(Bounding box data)
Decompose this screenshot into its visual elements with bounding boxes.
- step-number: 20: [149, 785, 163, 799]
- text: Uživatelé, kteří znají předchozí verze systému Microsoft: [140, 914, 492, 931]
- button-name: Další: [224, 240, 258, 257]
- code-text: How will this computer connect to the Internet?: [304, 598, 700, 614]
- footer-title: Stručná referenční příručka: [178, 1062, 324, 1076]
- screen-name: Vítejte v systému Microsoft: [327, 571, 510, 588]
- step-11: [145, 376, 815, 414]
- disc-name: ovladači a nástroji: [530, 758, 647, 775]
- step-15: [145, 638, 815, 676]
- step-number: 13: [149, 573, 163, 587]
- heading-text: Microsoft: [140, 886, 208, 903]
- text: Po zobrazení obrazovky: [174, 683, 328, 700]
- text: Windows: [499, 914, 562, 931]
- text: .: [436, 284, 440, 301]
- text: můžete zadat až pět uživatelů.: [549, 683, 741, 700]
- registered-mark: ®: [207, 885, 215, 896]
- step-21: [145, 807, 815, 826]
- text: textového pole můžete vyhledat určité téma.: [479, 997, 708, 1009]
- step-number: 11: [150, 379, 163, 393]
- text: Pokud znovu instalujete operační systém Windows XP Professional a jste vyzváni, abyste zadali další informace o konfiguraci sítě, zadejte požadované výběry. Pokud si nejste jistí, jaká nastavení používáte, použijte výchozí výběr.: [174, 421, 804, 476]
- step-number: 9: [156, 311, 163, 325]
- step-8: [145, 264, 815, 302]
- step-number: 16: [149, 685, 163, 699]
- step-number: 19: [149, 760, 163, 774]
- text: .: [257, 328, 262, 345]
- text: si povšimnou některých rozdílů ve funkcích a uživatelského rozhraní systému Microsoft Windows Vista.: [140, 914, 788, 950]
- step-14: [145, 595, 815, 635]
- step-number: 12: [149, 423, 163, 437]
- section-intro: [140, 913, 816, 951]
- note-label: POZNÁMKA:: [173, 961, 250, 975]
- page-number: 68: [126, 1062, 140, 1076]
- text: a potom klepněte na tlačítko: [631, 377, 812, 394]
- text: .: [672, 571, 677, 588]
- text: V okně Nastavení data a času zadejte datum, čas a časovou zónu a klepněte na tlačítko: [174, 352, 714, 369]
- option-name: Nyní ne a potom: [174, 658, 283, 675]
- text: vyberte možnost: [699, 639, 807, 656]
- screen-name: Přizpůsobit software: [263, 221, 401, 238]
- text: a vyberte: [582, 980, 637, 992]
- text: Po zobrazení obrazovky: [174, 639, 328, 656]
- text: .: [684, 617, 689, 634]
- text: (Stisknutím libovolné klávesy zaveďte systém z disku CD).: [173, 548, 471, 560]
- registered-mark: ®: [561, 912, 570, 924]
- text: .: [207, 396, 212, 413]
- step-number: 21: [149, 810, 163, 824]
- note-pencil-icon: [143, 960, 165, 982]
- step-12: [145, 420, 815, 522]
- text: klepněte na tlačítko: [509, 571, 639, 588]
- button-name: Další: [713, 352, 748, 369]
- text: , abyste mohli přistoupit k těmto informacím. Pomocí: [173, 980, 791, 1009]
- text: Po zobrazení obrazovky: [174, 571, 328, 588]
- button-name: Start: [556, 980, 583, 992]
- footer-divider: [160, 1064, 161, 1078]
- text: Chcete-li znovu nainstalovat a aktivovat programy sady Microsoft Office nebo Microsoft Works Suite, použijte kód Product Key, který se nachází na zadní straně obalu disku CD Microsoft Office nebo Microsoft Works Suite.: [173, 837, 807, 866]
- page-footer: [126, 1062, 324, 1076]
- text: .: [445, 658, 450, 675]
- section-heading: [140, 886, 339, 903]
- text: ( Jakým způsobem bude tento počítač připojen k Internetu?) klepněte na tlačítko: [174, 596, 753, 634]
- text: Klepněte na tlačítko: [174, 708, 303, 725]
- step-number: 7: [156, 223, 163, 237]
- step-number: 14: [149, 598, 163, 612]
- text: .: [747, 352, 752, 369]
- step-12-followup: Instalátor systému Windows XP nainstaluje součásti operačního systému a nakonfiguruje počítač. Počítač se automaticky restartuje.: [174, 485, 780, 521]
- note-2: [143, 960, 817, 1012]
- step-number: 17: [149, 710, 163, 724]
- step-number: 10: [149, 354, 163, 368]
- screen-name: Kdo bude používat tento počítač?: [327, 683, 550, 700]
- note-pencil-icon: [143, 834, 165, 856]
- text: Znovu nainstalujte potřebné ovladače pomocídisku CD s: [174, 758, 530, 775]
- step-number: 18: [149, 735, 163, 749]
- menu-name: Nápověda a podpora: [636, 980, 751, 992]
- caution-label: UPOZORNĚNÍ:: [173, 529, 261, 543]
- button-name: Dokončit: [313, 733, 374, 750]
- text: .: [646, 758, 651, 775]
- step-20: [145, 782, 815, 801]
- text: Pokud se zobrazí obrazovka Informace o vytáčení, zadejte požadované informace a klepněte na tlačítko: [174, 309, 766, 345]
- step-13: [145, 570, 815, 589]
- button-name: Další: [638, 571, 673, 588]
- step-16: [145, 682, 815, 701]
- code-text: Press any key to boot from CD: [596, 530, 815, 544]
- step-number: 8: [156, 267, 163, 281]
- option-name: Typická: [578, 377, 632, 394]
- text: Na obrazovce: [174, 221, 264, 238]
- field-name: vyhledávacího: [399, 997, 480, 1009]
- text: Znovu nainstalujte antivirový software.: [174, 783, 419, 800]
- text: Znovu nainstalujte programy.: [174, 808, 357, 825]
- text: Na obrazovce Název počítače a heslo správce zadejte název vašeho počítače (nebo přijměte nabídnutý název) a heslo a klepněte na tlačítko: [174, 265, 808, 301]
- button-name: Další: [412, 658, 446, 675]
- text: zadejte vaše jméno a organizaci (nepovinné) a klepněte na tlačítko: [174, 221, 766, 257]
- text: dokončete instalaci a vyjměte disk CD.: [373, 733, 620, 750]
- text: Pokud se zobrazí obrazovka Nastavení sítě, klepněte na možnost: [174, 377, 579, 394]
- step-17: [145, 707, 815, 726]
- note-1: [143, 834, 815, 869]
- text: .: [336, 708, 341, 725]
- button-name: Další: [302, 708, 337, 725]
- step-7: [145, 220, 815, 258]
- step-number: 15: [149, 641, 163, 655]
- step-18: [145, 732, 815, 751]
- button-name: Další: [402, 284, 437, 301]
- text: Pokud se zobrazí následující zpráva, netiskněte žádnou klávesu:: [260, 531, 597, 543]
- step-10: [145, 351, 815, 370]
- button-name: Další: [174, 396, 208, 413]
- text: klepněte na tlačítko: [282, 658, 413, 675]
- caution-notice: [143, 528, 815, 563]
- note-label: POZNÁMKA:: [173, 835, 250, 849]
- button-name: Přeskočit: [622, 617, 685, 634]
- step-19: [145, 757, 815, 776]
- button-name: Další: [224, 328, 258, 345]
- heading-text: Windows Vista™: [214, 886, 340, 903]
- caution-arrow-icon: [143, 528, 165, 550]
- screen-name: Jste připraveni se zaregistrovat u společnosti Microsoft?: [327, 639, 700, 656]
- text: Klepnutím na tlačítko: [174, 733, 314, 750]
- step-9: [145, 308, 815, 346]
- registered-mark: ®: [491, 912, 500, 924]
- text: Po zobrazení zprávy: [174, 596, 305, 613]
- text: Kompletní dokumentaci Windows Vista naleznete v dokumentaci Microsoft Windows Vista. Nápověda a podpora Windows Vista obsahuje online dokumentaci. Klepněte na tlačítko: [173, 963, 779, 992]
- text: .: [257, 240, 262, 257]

Task brief — Please copy out the data exactly, from the first line up to and including the line containing "- step-number: 12: [149, 423, 163, 437]".

Complete response —
Decompose this screenshot into its visual elements with bounding boxes.
- step-number: 20: [149, 785, 163, 799]
- text: Uživatelé, kteří znají předchozí verze systému Microsoft: [140, 914, 492, 931]
- button-name: Další: [224, 240, 258, 257]
- code-text: How will this computer connect to the Internet?: [304, 598, 700, 614]
- footer-title: Stručná referenční příručka: [178, 1062, 324, 1076]
- screen-name: Vítejte v systému Microsoft: [327, 571, 510, 588]
- step-11: [145, 376, 815, 414]
- disc-name: ovladači a nástroji: [530, 758, 647, 775]
- step-15: [145, 638, 815, 676]
- step-number: 13: [149, 573, 163, 587]
- heading-text: Microsoft: [140, 886, 208, 903]
- text: Po zobrazení obrazovky: [174, 683, 328, 700]
- text: Windows: [499, 914, 562, 931]
- text: .: [436, 284, 440, 301]
- text: můžete zadat až pět uživatelů.: [549, 683, 741, 700]
- registered-mark: ®: [207, 885, 215, 896]
- step-21: [145, 807, 815, 826]
- text: textového pole můžete vyhledat určité téma.: [479, 997, 708, 1009]
- step-number: 11: [150, 379, 163, 393]
- text: Pokud znovu instalujete operační systém Windows XP Professional a jste vyzváni, abyste zadali další informace o konfiguraci sítě, zadejte požadované výběry. Pokud si nejste jistí, jaká nastavení používáte, použijte výchozí výběr.: [174, 421, 804, 476]
- step-number: 9: [156, 311, 163, 325]
- step-8: [145, 264, 815, 302]
- step-number: 16: [149, 685, 163, 699]
- step-number: 19: [149, 760, 163, 774]
- text: .: [257, 328, 262, 345]
- text: si povšimnou některých rozdílů ve funkcích a uživatelského rozhraní systému Microsoft Windows Vista.: [140, 914, 788, 950]
- step-14: [145, 595, 815, 635]
- step-number: 12: [149, 423, 163, 437]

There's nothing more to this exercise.